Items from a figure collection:
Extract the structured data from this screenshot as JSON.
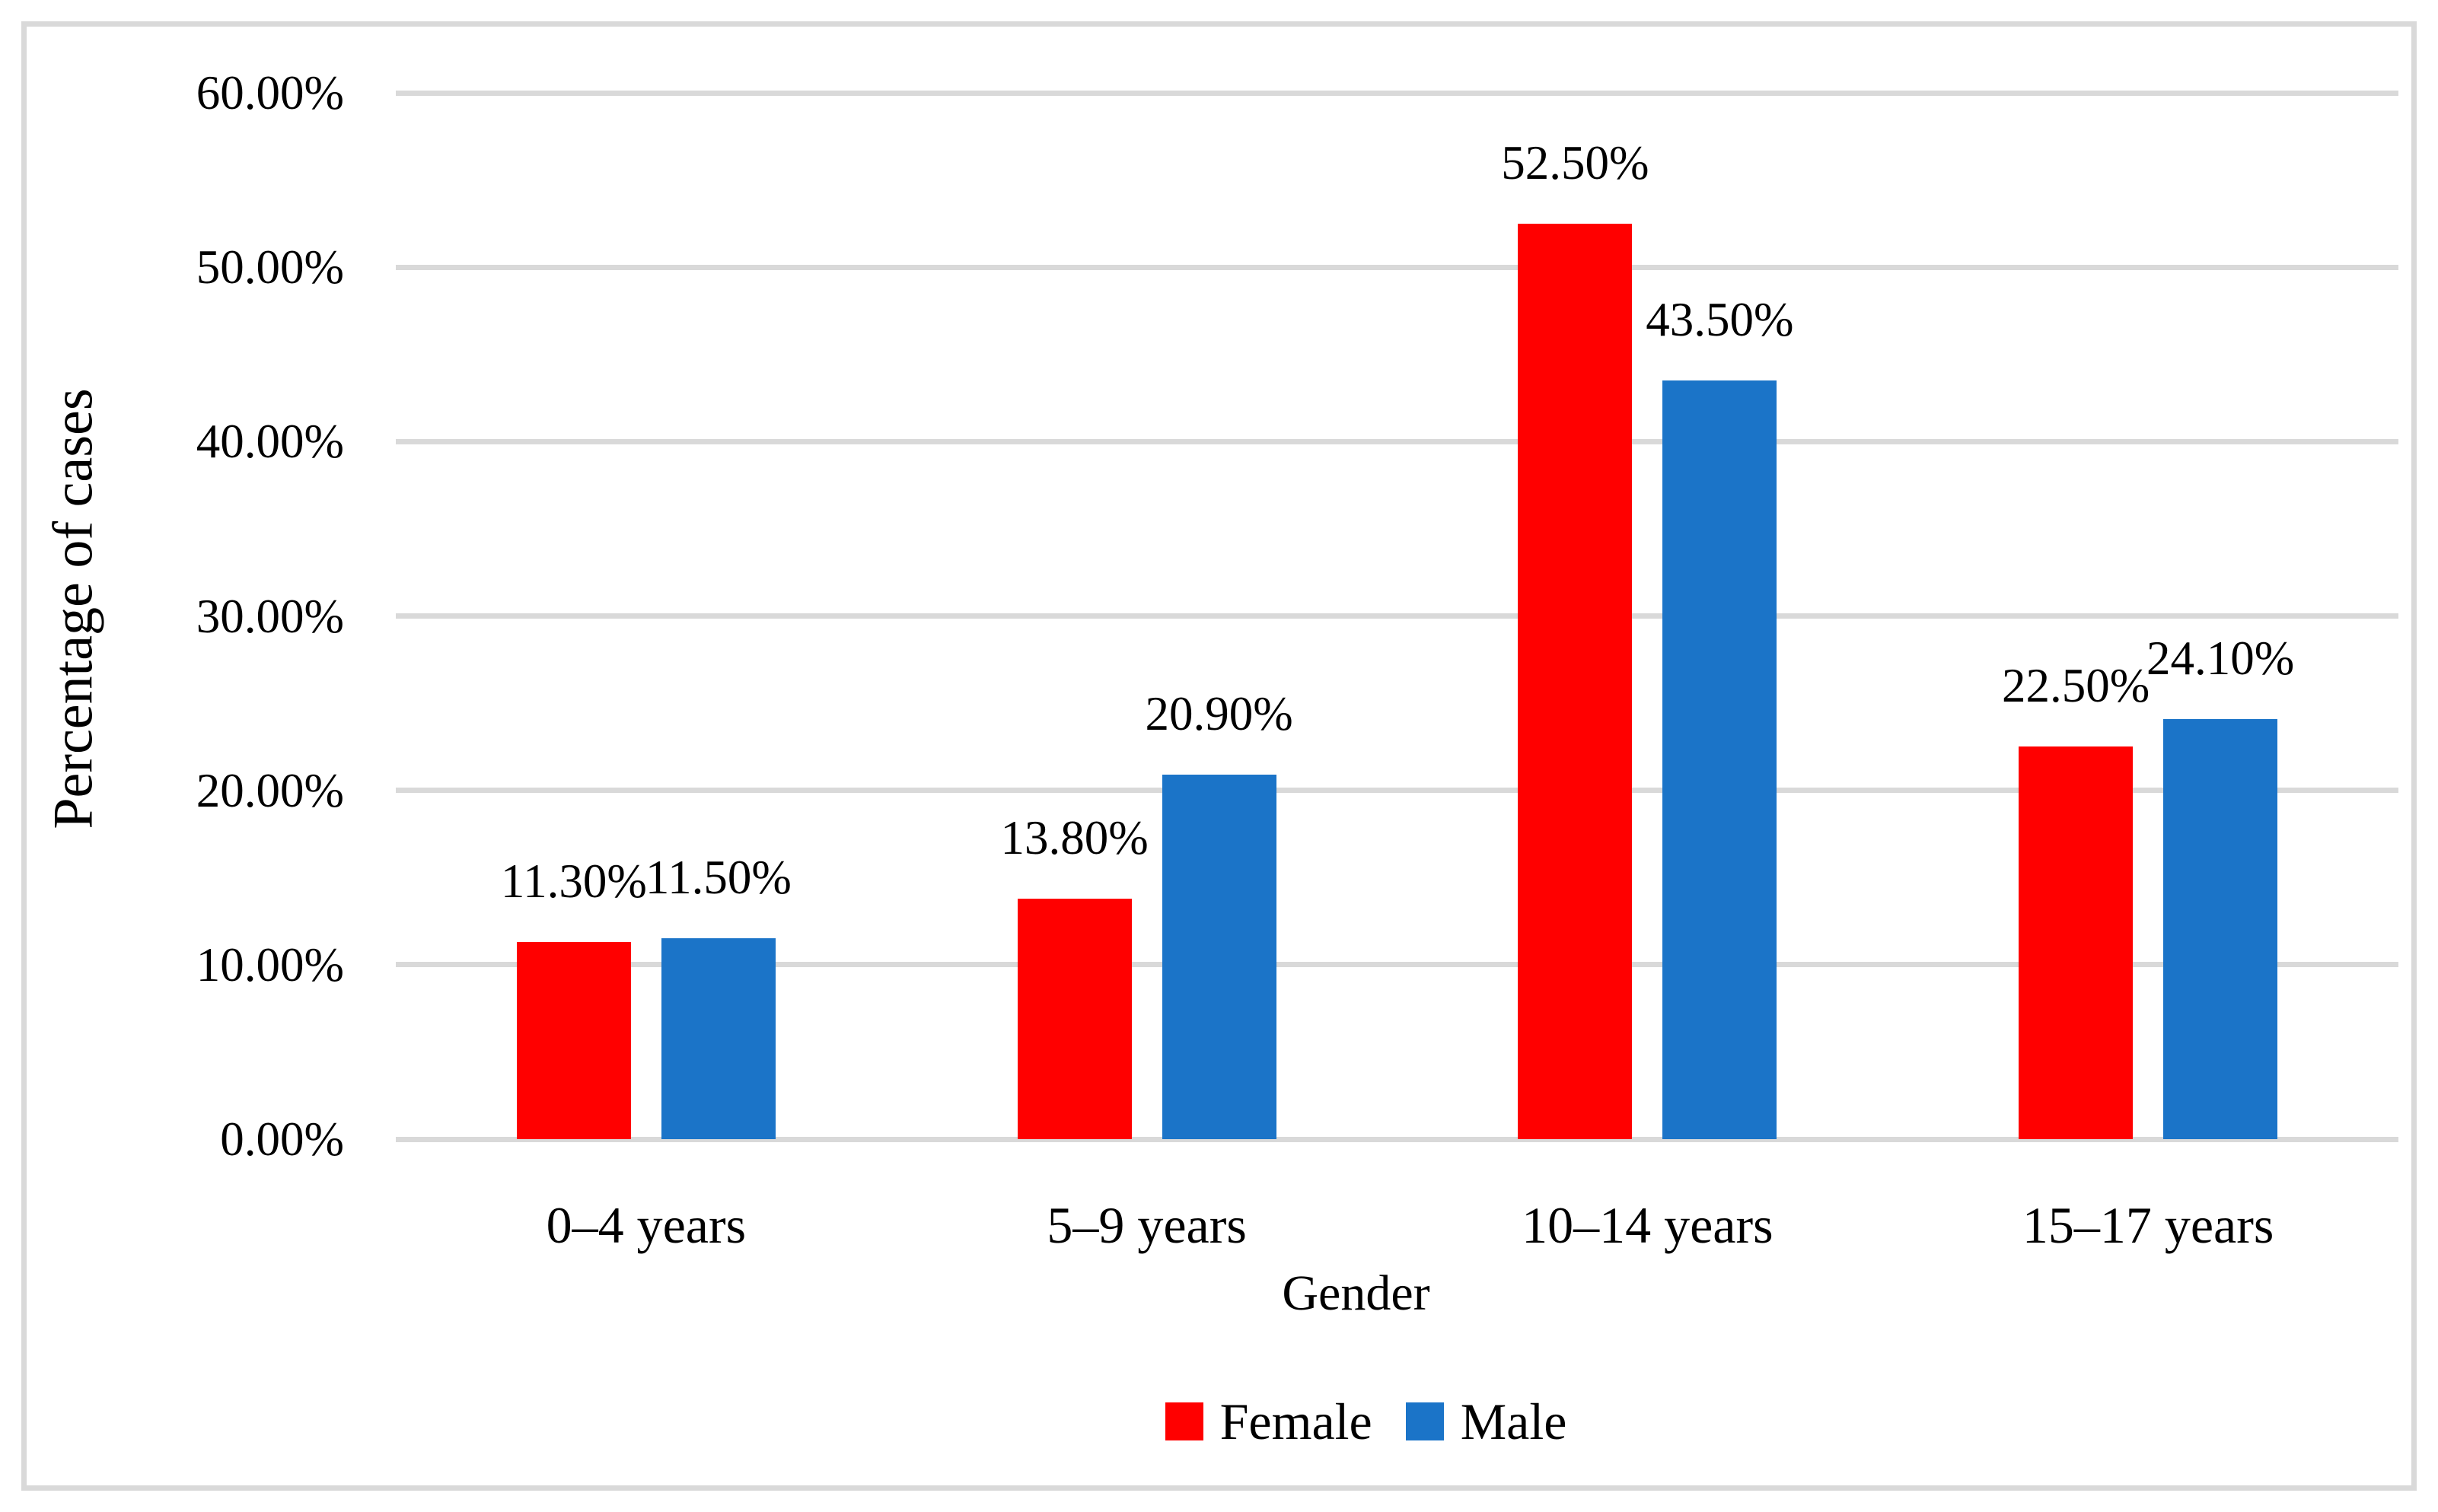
{
  "chart_data": {
    "type": "bar",
    "title": "",
    "categories": [
      "0–4 years",
      "5–9 years",
      "10–14 years",
      "15–17 years"
    ],
    "series": [
      {
        "name": "Female",
        "color": "#FF0000",
        "values": [
          11.3,
          13.8,
          52.5,
          22.5
        ],
        "data_labels": [
          "11.30%",
          "13.80%",
          "52.50%",
          "22.50%"
        ]
      },
      {
        "name": "Male",
        "color": "#1B74C8",
        "values": [
          11.5,
          20.9,
          43.5,
          24.1
        ],
        "data_labels": [
          "11.50%",
          "20.90%",
          "43.50%",
          "24.10%"
        ]
      }
    ],
    "xlabel": "Gender",
    "ylabel": "Percentage of cases",
    "ylim": [
      0,
      60
    ],
    "ytick_step": 10,
    "ytick_labels": [
      "0.00%",
      "10.00%",
      "20.00%",
      "30.00%",
      "40.00%",
      "50.00%",
      "60.00%"
    ],
    "grid": true,
    "legend_position": "bottom",
    "legend_labels": [
      "Female",
      "Male"
    ]
  },
  "colors": {
    "female": "#FF0000",
    "male": "#1B74C8",
    "gridline": "#D9D9D9",
    "frame_border": "#D9D9D9",
    "text": "#000000",
    "background": "#FFFFFF"
  }
}
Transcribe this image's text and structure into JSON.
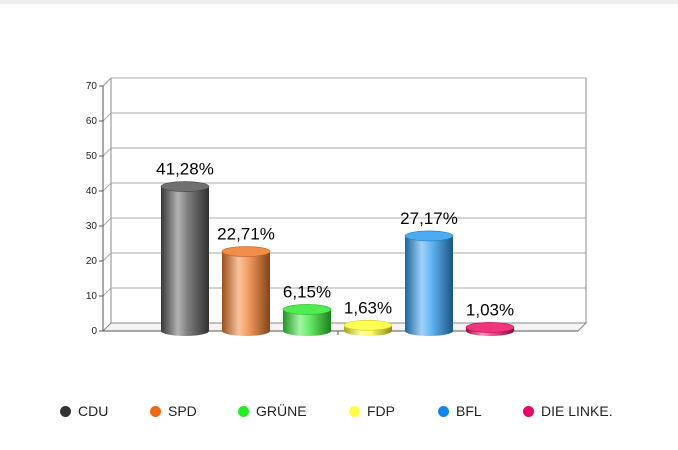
{
  "chart_data": {
    "type": "bar",
    "categories": [
      "CDU",
      "SPD",
      "GRÜNE",
      "FDP",
      "BFL",
      "DIE LINKE."
    ],
    "values": [
      41.28,
      22.71,
      6.15,
      1.63,
      27.17,
      1.03
    ],
    "data_labels": [
      "41,28%",
      "22,71%",
      "6,15%",
      "1,63%",
      "27,17%",
      "1,03%"
    ],
    "colors": [
      "#555555",
      "#f07a2a",
      "#33e633",
      "#ffff33",
      "#2e9cf0",
      "#ee1166"
    ],
    "yticks": [
      "0",
      "10",
      "20",
      "30",
      "40",
      "50",
      "60",
      "70"
    ],
    "ylim": [
      0,
      70
    ],
    "grid": true,
    "legend_position": "bottom",
    "bar_style": "3d-cylinder"
  },
  "legend": {
    "items": [
      {
        "label": "CDU",
        "color": "#333333"
      },
      {
        "label": "SPD",
        "color": "#f26a10"
      },
      {
        "label": "GRÜNE",
        "color": "#22ee22"
      },
      {
        "label": "FDP",
        "color": "#ffff44"
      },
      {
        "label": "BFL",
        "color": "#1188ee"
      },
      {
        "label": "DIE LINKE.",
        "color": "#ee0066"
      }
    ]
  }
}
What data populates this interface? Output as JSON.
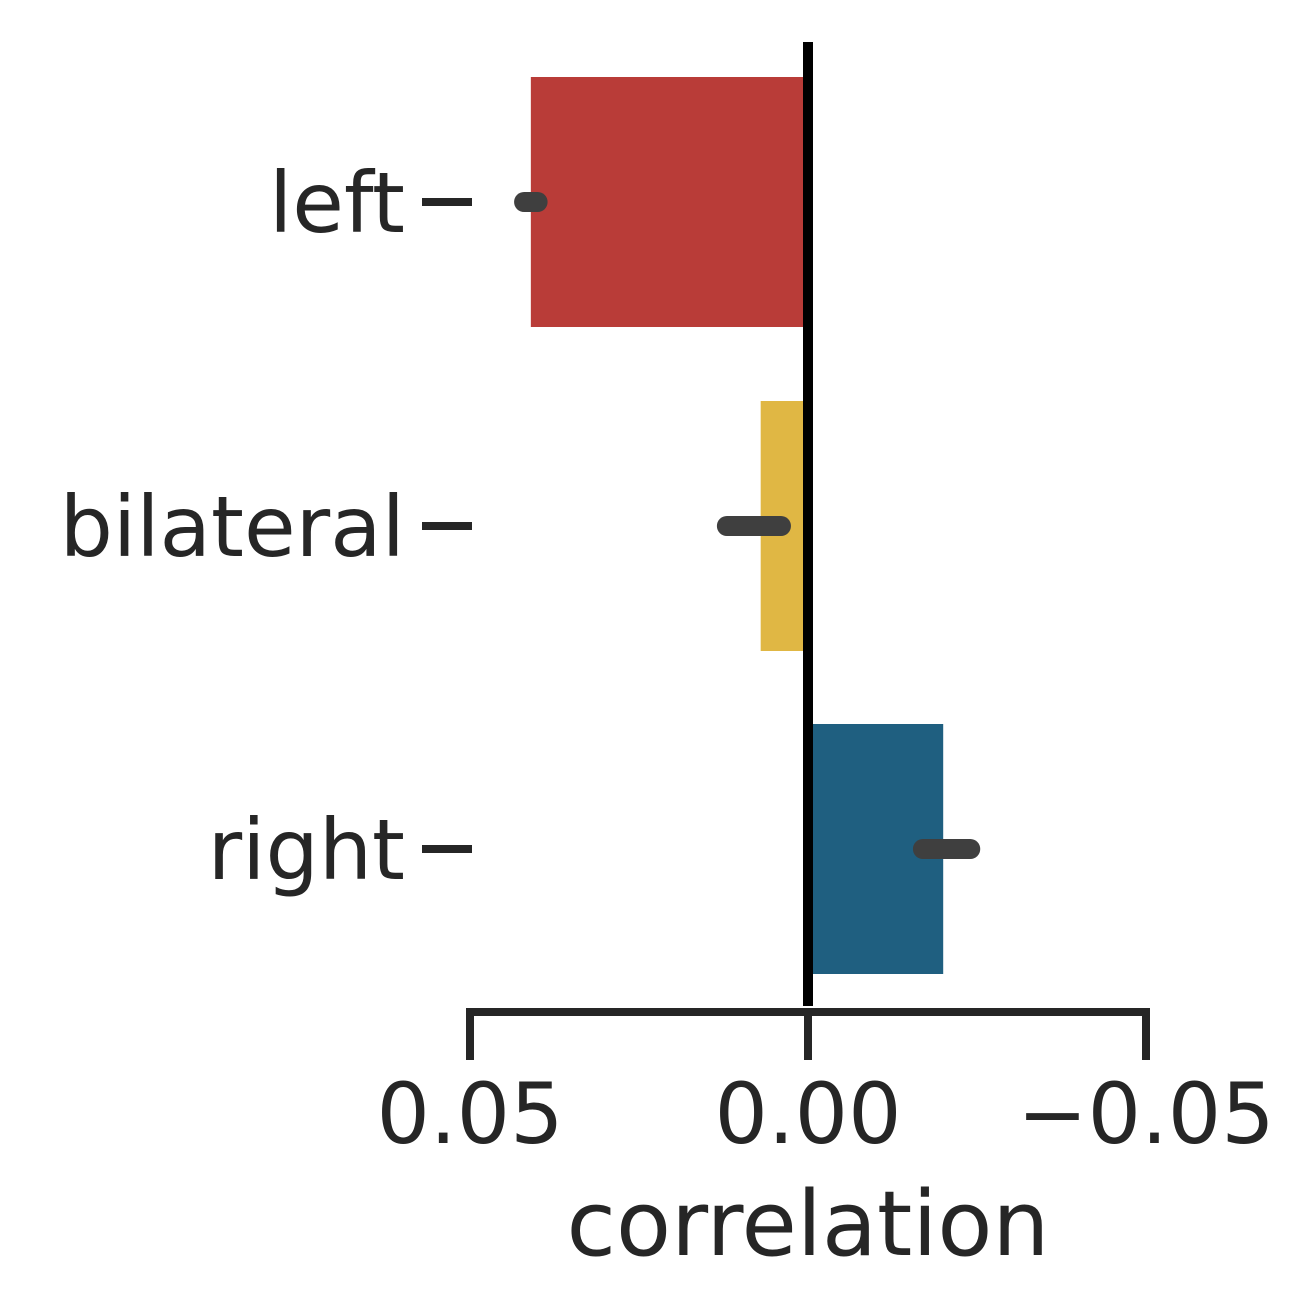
{
  "chart_data": {
    "type": "bar",
    "orientation": "horizontal",
    "categories": [
      "left",
      "bilateral",
      "right"
    ],
    "values": [
      0.041,
      0.007,
      -0.02
    ],
    "error_range": [
      [
        0.042,
        0.04
      ],
      [
        0.012,
        0.004
      ],
      [
        -0.017,
        -0.024
      ]
    ],
    "colors": [
      "#b93c38",
      "#e0b744",
      "#1f5f80"
    ],
    "xlabel": "correlation",
    "ylabel": "",
    "title": "",
    "x_inverted": true,
    "xlim": [
      0.05,
      -0.05
    ],
    "xticks": [
      {
        "value": 0.05,
        "label": "0.05"
      },
      {
        "value": 0.0,
        "label": "0.00"
      },
      {
        "value": -0.05,
        "label": "−0.05"
      }
    ],
    "zero_line": true,
    "grid": false,
    "legend": "none"
  }
}
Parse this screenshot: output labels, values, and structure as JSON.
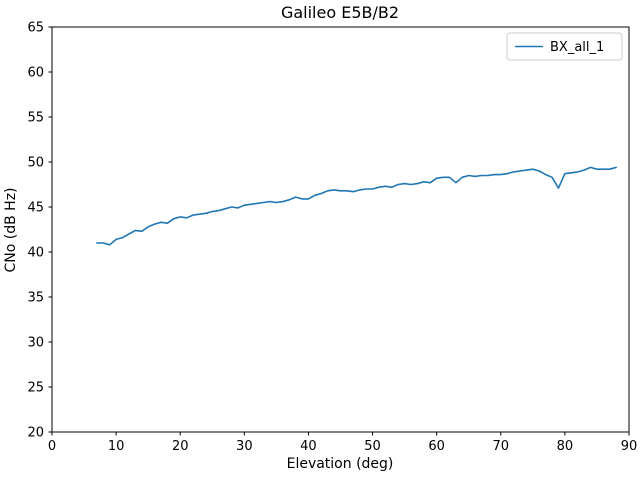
{
  "chart_data": {
    "type": "line",
    "title": "Galileo E5B/B2",
    "xlabel": "Elevation (deg)",
    "ylabel": "CNo (dB Hz)",
    "xlim": [
      0,
      90
    ],
    "ylim": [
      20,
      65
    ],
    "xticks": [
      0,
      10,
      20,
      30,
      40,
      50,
      60,
      70,
      80,
      90
    ],
    "yticks": [
      20,
      25,
      30,
      35,
      40,
      45,
      50,
      55,
      60,
      65
    ],
    "grid": false,
    "legend_position": "upper right",
    "x": [
      7,
      8,
      9,
      10,
      11,
      12,
      13,
      14,
      15,
      16,
      17,
      18,
      19,
      20,
      21,
      22,
      23,
      24,
      25,
      26,
      27,
      28,
      29,
      30,
      31,
      32,
      33,
      34,
      35,
      36,
      37,
      38,
      39,
      40,
      41,
      42,
      43,
      44,
      45,
      46,
      47,
      48,
      49,
      50,
      51,
      52,
      53,
      54,
      55,
      56,
      57,
      58,
      59,
      60,
      61,
      62,
      63,
      64,
      65,
      66,
      67,
      68,
      69,
      70,
      71,
      72,
      73,
      74,
      75,
      76,
      77,
      78,
      79,
      80,
      81,
      82,
      83,
      84,
      85,
      86,
      87,
      88
    ],
    "series": [
      {
        "name": "BX_all_1",
        "color": "#1f77b4",
        "values": [
          41.0,
          41.0,
          40.8,
          41.4,
          41.6,
          42.0,
          42.4,
          42.3,
          42.8,
          43.1,
          43.3,
          43.2,
          43.7,
          43.9,
          43.8,
          44.1,
          44.2,
          44.3,
          44.5,
          44.6,
          44.8,
          45.0,
          44.9,
          45.2,
          45.3,
          45.4,
          45.5,
          45.6,
          45.5,
          45.6,
          45.8,
          46.1,
          45.9,
          45.9,
          46.3,
          46.5,
          46.8,
          46.9,
          46.8,
          46.8,
          46.7,
          46.9,
          47.0,
          47.0,
          47.2,
          47.3,
          47.2,
          47.5,
          47.6,
          47.5,
          47.6,
          47.8,
          47.7,
          48.2,
          48.3,
          48.3,
          47.7,
          48.3,
          48.5,
          48.4,
          48.5,
          48.5,
          48.6,
          48.6,
          48.7,
          48.9,
          49.0,
          49.1,
          49.2,
          49.0,
          48.6,
          48.3,
          47.1,
          48.7,
          48.8,
          48.9,
          49.1,
          49.4,
          49.2,
          49.2,
          49.2,
          49.4
        ]
      }
    ],
    "frame_color": "#000000",
    "background_color": "#ffffff",
    "legend_border_color": "#cccccc"
  }
}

* [WHAT THIS TASK INVOLVES]: Will you set down the records word for word while leaving out every picture?

* [ANSWER TO THE TASK]:
Extract the structured data from this screenshot as JSON.
{
  "chart_data": {
    "type": "bar",
    "title": "",
    "categories": [
      "0–4 years",
      "5–9 years",
      "10–14 years",
      "15–17 years"
    ],
    "series": [
      {
        "name": "Female",
        "color": "#FF0000",
        "values": [
          11.3,
          13.8,
          52.5,
          22.5
        ],
        "data_labels": [
          "11.30%",
          "13.80%",
          "52.50%",
          "22.50%"
        ]
      },
      {
        "name": "Male",
        "color": "#1B74C8",
        "values": [
          11.5,
          20.9,
          43.5,
          24.1
        ],
        "data_labels": [
          "11.50%",
          "20.90%",
          "43.50%",
          "24.10%"
        ]
      }
    ],
    "xlabel": "Gender",
    "ylabel": "Percentage of cases",
    "ylim": [
      0,
      60
    ],
    "ytick_step": 10,
    "ytick_labels": [
      "0.00%",
      "10.00%",
      "20.00%",
      "30.00%",
      "40.00%",
      "50.00%",
      "60.00%"
    ],
    "grid": true,
    "legend_position": "bottom",
    "legend_labels": [
      "Female",
      "Male"
    ]
  },
  "colors": {
    "female": "#FF0000",
    "male": "#1B74C8",
    "gridline": "#D9D9D9",
    "frame_border": "#D9D9D9",
    "text": "#000000",
    "background": "#FFFFFF"
  }
}
Transcribe this image's text and structure into JSON.
{
  "chart_data": {
    "type": "bar",
    "categories": [
      "CDU",
      "SPD",
      "GRÜNE",
      "FDP",
      "BFL",
      "DIE LINKE."
    ],
    "values": [
      41.28,
      22.71,
      6.15,
      1.63,
      27.17,
      1.03
    ],
    "data_labels": [
      "41,28%",
      "22,71%",
      "6,15%",
      "1,63%",
      "27,17%",
      "1,03%"
    ],
    "colors": [
      "#555555",
      "#f07a2a",
      "#33e633",
      "#ffff33",
      "#2e9cf0",
      "#ee1166"
    ],
    "yticks": [
      "0",
      "10",
      "20",
      "30",
      "40",
      "50",
      "60",
      "70"
    ],
    "ylim": [
      0,
      70
    ],
    "grid": true,
    "legend_position": "bottom",
    "bar_style": "3d-cylinder"
  },
  "legend": {
    "items": [
      {
        "label": "CDU",
        "color": "#333333"
      },
      {
        "label": "SPD",
        "color": "#f26a10"
      },
      {
        "label": "GRÜNE",
        "color": "#22ee22"
      },
      {
        "label": "FDP",
        "color": "#ffff44"
      },
      {
        "label": "BFL",
        "color": "#1188ee"
      },
      {
        "label": "DIE LINKE.",
        "color": "#ee0066"
      }
    ]
  }
}
What data populates this interface? Output as JSON.
{
  "chart_data": {
    "type": "bar",
    "orientation": "horizontal",
    "categories": [
      "left",
      "bilateral",
      "right"
    ],
    "values": [
      0.041,
      0.007,
      -0.02
    ],
    "error_range": [
      [
        0.042,
        0.04
      ],
      [
        0.012,
        0.004
      ],
      [
        -0.017,
        -0.024
      ]
    ],
    "colors": [
      "#b93c38",
      "#e0b744",
      "#1f5f80"
    ],
    "xlabel": "correlation",
    "ylabel": "",
    "title": "",
    "x_inverted": true,
    "xlim": [
      0.05,
      -0.05
    ],
    "xticks": [
      {
        "value": 0.05,
        "label": "0.05"
      },
      {
        "value": 0.0,
        "label": "0.00"
      },
      {
        "value": -0.05,
        "label": "−0.05"
      }
    ],
    "zero_line": true,
    "grid": false,
    "legend": "none"
  }
}
Parse this screenshot: output labels, values, and structure as JSON.
{
  "chart_data": {
    "type": "line",
    "title": "Galileo E5B/B2",
    "xlabel": "Elevation (deg)",
    "ylabel": "CNo (dB Hz)",
    "xlim": [
      0,
      90
    ],
    "ylim": [
      20,
      65
    ],
    "xticks": [
      0,
      10,
      20,
      30,
      40,
      50,
      60,
      70,
      80,
      90
    ],
    "yticks": [
      20,
      25,
      30,
      35,
      40,
      45,
      50,
      55,
      60,
      65
    ],
    "grid": false,
    "legend_position": "upper right",
    "x": [
      7,
      8,
      9,
      10,
      11,
      12,
      13,
      14,
      15,
      16,
      17,
      18,
      19,
      20,
      21,
      22,
      23,
      24,
      25,
      26,
      27,
      28,
      29,
      30,
      31,
      32,
      33,
      34,
      35,
      36,
      37,
      38,
      39,
      40,
      41,
      42,
      43,
      44,
      45,
      46,
      47,
      48,
      49,
      50,
      51,
      52,
      53,
      54,
      55,
      56,
      57,
      58,
      59,
      60,
      61,
      62,
      63,
      64,
      65,
      66,
      67,
      68,
      69,
      70,
      71,
      72,
      73,
      74,
      75,
      76,
      77,
      78,
      79,
      80,
      81,
      82,
      83,
      84,
      85,
      86,
      87,
      88
    ],
    "series": [
      {
        "name": "BX_all_1",
        "color": "#1f77b4",
        "values": [
          41.0,
          41.0,
          40.8,
          41.4,
          41.6,
          42.0,
          42.4,
          42.3,
          42.8,
          43.1,
          43.3,
          43.2,
          43.7,
          43.9,
          43.8,
          44.1,
          44.2,
          44.3,
          44.5,
          44.6,
          44.8,
          45.0,
          44.9,
          45.2,
          45.3,
          45.4,
          45.5,
          45.6,
          45.5,
          45.6,
          45.8,
          46.1,
          45.9,
          45.9,
          46.3,
          46.5,
          46.8,
          46.9,
          46.8,
          46.8,
          46.7,
          46.9,
          47.0,
          47.0,
          47.2,
          47.3,
          47.2,
          47.5,
          47.6,
          47.5,
          47.6,
          47.8,
          47.7,
          48.2,
          48.3,
          48.3,
          47.7,
          48.3,
          48.5,
          48.4,
          48.5,
          48.5,
          48.6,
          48.6,
          48.7,
          48.9,
          49.0,
          49.1,
          49.2,
          49.0,
          48.6,
          48.3,
          47.1,
          48.7,
          48.8,
          48.9,
          49.1,
          49.4,
          49.2,
          49.2,
          49.2,
          49.4
        ]
      }
    ],
    "frame_color": "#000000",
    "background_color": "#ffffff",
    "legend_border_color": "#cccccc"
  }
}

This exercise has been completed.